PROBLEM STATEMENT:
State how many lines in the records hold the word "image", giving the number and no other text.

## Start

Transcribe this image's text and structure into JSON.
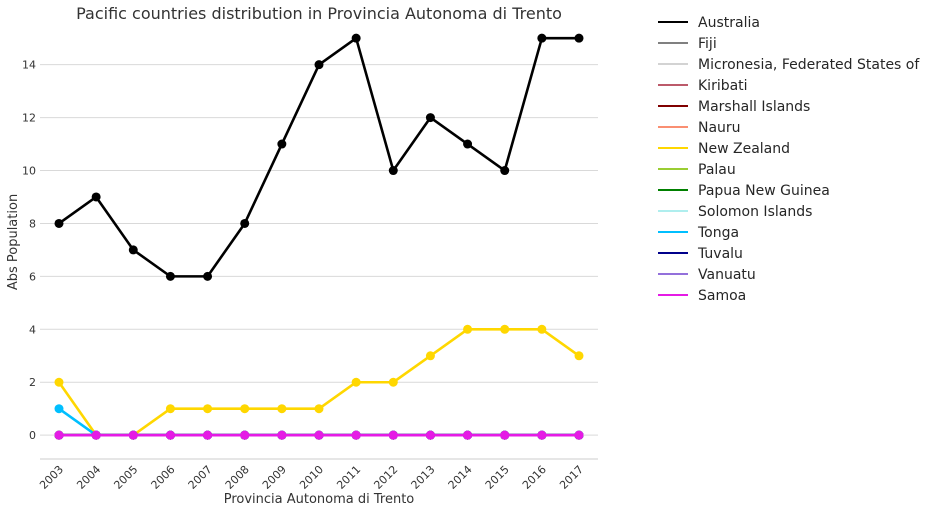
{
  "chart_data": {
    "type": "line",
    "title": "Pacific countries distribution in Provincia Autonoma di Trento",
    "xlabel": "Provincia Autonoma di Trento",
    "ylabel": "Abs Population",
    "categories": [
      "2003",
      "2004",
      "2005",
      "2006",
      "2007",
      "2008",
      "2009",
      "2010",
      "2011",
      "2012",
      "2013",
      "2014",
      "2015",
      "2016",
      "2017"
    ],
    "ylim": [
      -0.9,
      15.8
    ],
    "yticks": [
      0,
      2,
      4,
      6,
      8,
      10,
      12,
      14
    ],
    "grid": "horizontal",
    "legend_position": "outside-right",
    "series": [
      {
        "name": "Australia",
        "color": "#000000",
        "values": [
          8,
          9,
          7,
          6,
          6,
          8,
          11,
          14,
          15,
          10,
          12,
          11,
          10,
          15,
          15
        ]
      },
      {
        "name": "Fiji",
        "color": "#808080",
        "values": [
          0,
          0,
          0,
          0,
          0,
          0,
          0,
          0,
          0,
          0,
          0,
          0,
          0,
          0,
          0
        ]
      },
      {
        "name": "Micronesia, Federated States of",
        "color": "#d3d3d3",
        "values": [
          0,
          0,
          0,
          0,
          0,
          0,
          0,
          0,
          0,
          0,
          0,
          0,
          0,
          0,
          0
        ]
      },
      {
        "name": "Kiribati",
        "color": "#bc5a6a",
        "values": [
          0,
          0,
          0,
          0,
          0,
          0,
          0,
          0,
          0,
          0,
          0,
          0,
          0,
          0,
          0
        ]
      },
      {
        "name": "Marshall Islands",
        "color": "#800000",
        "values": [
          0,
          0,
          0,
          0,
          0,
          0,
          0,
          0,
          0,
          0,
          0,
          0,
          0,
          0,
          0
        ]
      },
      {
        "name": "Nauru",
        "color": "#fa8f72",
        "values": [
          0,
          0,
          0,
          0,
          0,
          0,
          0,
          0,
          0,
          0,
          0,
          0,
          0,
          0,
          0
        ]
      },
      {
        "name": "New Zealand",
        "color": "#ffd700",
        "values": [
          2,
          0,
          0,
          1,
          1,
          1,
          1,
          1,
          2,
          2,
          3,
          4,
          4,
          4,
          3
        ]
      },
      {
        "name": "Palau",
        "color": "#9acd32",
        "values": [
          0,
          0,
          0,
          0,
          0,
          0,
          0,
          0,
          0,
          0,
          0,
          0,
          0,
          0,
          0
        ]
      },
      {
        "name": "Papua New Guinea",
        "color": "#008000",
        "values": [
          0,
          0,
          0,
          0,
          0,
          0,
          0,
          0,
          0,
          0,
          0,
          0,
          0,
          0,
          0
        ]
      },
      {
        "name": "Solomon Islands",
        "color": "#afeeee",
        "values": [
          0,
          0,
          0,
          0,
          0,
          0,
          0,
          0,
          0,
          0,
          0,
          0,
          0,
          0,
          0
        ]
      },
      {
        "name": "Tonga",
        "color": "#00bfff",
        "values": [
          1,
          0,
          0,
          0,
          0,
          0,
          0,
          0,
          0,
          0,
          0,
          0,
          0,
          0,
          0
        ]
      },
      {
        "name": "Tuvalu",
        "color": "#00008b",
        "values": [
          0,
          0,
          0,
          0,
          0,
          0,
          0,
          0,
          0,
          0,
          0,
          0,
          0,
          0,
          0
        ]
      },
      {
        "name": "Vanuatu",
        "color": "#9370db",
        "values": [
          0,
          0,
          0,
          0,
          0,
          0,
          0,
          0,
          0,
          0,
          0,
          0,
          0,
          0,
          0
        ]
      },
      {
        "name": "Samoa",
        "color": "#e51be5",
        "values": [
          0,
          0,
          0,
          0,
          0,
          0,
          0,
          0,
          0,
          0,
          0,
          0,
          0,
          0,
          0
        ]
      }
    ]
  }
}
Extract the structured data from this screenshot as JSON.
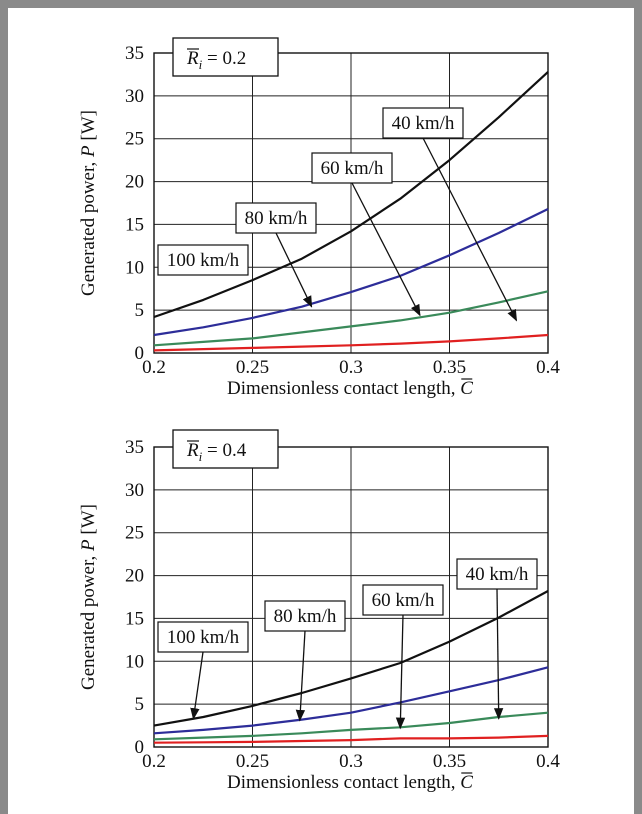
{
  "chart_data": [
    {
      "type": "line",
      "badge": {
        "symbol": "R",
        "subscript": "i",
        "value": "= 0.2"
      },
      "xlabel": "Dimensionless contact length,",
      "xlabel_symbol": "C",
      "ylabel": "Generated power,",
      "ylabel_symbol": "P",
      "ylabel_unit": "[W]",
      "xlim": [
        0.2,
        0.4
      ],
      "ylim": [
        0,
        35
      ],
      "xticks": [
        "0.2",
        "0.25",
        "0.3",
        "0.35",
        "0.4"
      ],
      "yticks": [
        "0",
        "5",
        "10",
        "15",
        "20",
        "25",
        "30",
        "35"
      ],
      "grid": true,
      "series": [
        {
          "name": "40 km/h",
          "color": "#111111",
          "x": [
            0.2,
            0.225,
            0.25,
            0.275,
            0.3,
            0.325,
            0.35,
            0.375,
            0.4
          ],
          "y": [
            4.2,
            6.2,
            8.5,
            11.0,
            14.2,
            18.0,
            22.5,
            27.5,
            32.8
          ],
          "label_anchor": [
            0.384,
            3.8
          ]
        },
        {
          "name": "60 km/h",
          "color": "#2d2d99",
          "x": [
            0.2,
            0.225,
            0.25,
            0.275,
            0.3,
            0.325,
            0.35,
            0.375,
            0.4
          ],
          "y": [
            2.1,
            3.0,
            4.1,
            5.4,
            7.1,
            9.0,
            11.4,
            14.0,
            16.8
          ],
          "label_anchor": [
            0.335,
            4.4
          ]
        },
        {
          "name": "80 km/h",
          "color": "#3a8a5a",
          "x": [
            0.2,
            0.225,
            0.25,
            0.275,
            0.3,
            0.325,
            0.35,
            0.375,
            0.4
          ],
          "y": [
            0.9,
            1.3,
            1.7,
            2.4,
            3.1,
            3.8,
            4.7,
            5.9,
            7.2
          ],
          "label_anchor": [
            0.28,
            5.4
          ]
        },
        {
          "name": "100 km/h",
          "color": "#e02020",
          "x": [
            0.2,
            0.225,
            0.25,
            0.275,
            0.3,
            0.325,
            0.35,
            0.375,
            0.4
          ],
          "y": [
            0.3,
            0.45,
            0.6,
            0.75,
            0.9,
            1.1,
            1.35,
            1.7,
            2.1
          ],
          "label_anchor": null
        }
      ]
    },
    {
      "type": "line",
      "badge": {
        "symbol": "R",
        "subscript": "i",
        "value": "= 0.4"
      },
      "xlabel": "Dimensionless contact length,",
      "xlabel_symbol": "C",
      "ylabel": "Generated power,",
      "ylabel_symbol": "P",
      "ylabel_unit": "[W]",
      "xlim": [
        0.2,
        0.4
      ],
      "ylim": [
        0,
        35
      ],
      "xticks": [
        "0.2",
        "0.25",
        "0.3",
        "0.35",
        "0.4"
      ],
      "yticks": [
        "0",
        "5",
        "10",
        "15",
        "20",
        "25",
        "30",
        "35"
      ],
      "grid": true,
      "series": [
        {
          "name": "40 km/h",
          "color": "#111111",
          "x": [
            0.2,
            0.225,
            0.25,
            0.275,
            0.3,
            0.325,
            0.35,
            0.375,
            0.4
          ],
          "y": [
            2.5,
            3.5,
            4.8,
            6.3,
            8.0,
            9.8,
            12.3,
            15.1,
            18.2
          ],
          "label_anchor": [
            0.375,
            3.3
          ]
        },
        {
          "name": "60 km/h",
          "color": "#2d2d99",
          "x": [
            0.2,
            0.225,
            0.25,
            0.275,
            0.3,
            0.325,
            0.35,
            0.375,
            0.4
          ],
          "y": [
            1.6,
            2.0,
            2.5,
            3.2,
            4.0,
            5.2,
            6.5,
            7.8,
            9.3
          ],
          "label_anchor": [
            0.325,
            2.2
          ]
        },
        {
          "name": "80 km/h",
          "color": "#3a8a5a",
          "x": [
            0.2,
            0.225,
            0.25,
            0.275,
            0.3,
            0.325,
            0.35,
            0.375,
            0.4
          ],
          "y": [
            0.9,
            1.1,
            1.3,
            1.6,
            2.0,
            2.3,
            2.8,
            3.5,
            4.0
          ],
          "label_anchor": [
            0.274,
            3.1
          ]
        },
        {
          "name": "100 km/h",
          "color": "#e02020",
          "x": [
            0.2,
            0.225,
            0.25,
            0.275,
            0.3,
            0.325,
            0.35,
            0.375,
            0.4
          ],
          "y": [
            0.5,
            0.55,
            0.6,
            0.7,
            0.8,
            1.0,
            1.0,
            1.1,
            1.3
          ],
          "label_anchor": [
            0.22,
            3.3
          ]
        }
      ]
    }
  ]
}
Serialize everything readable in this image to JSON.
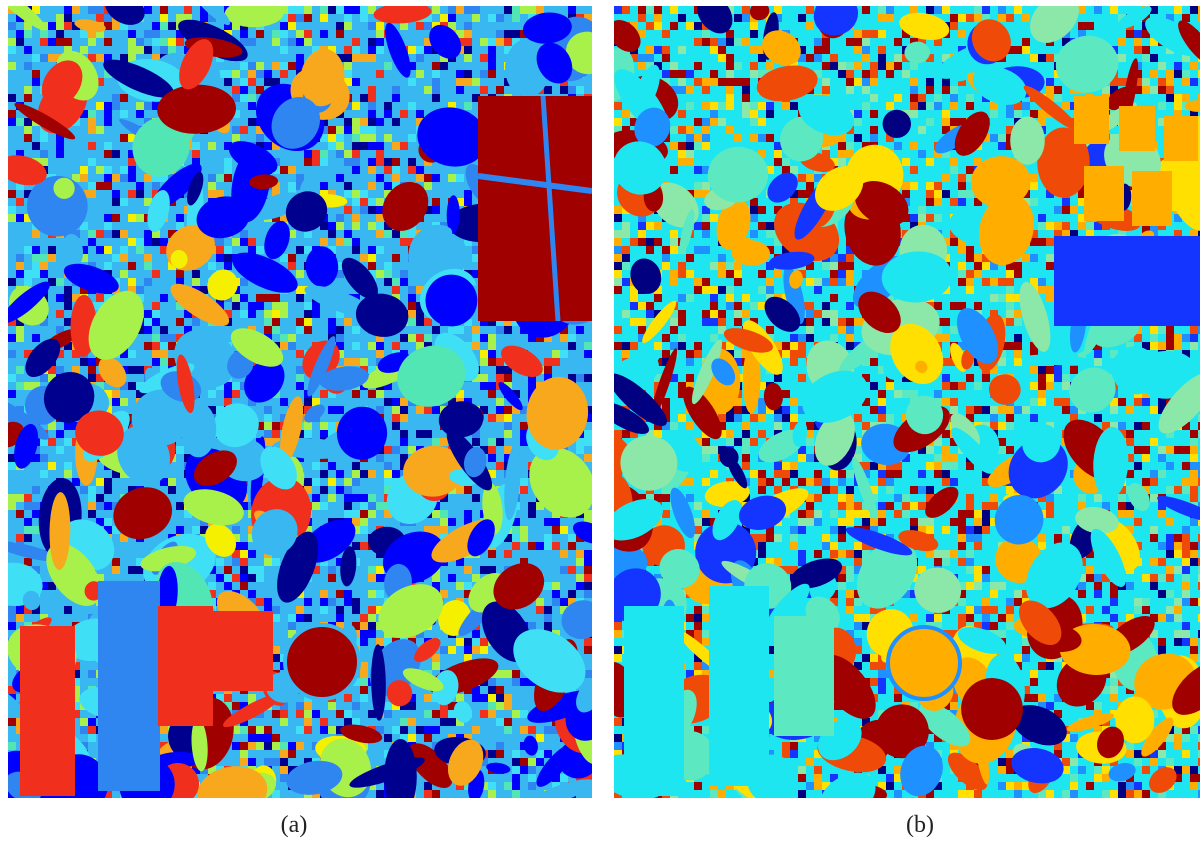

## End

TASK RESULT:
2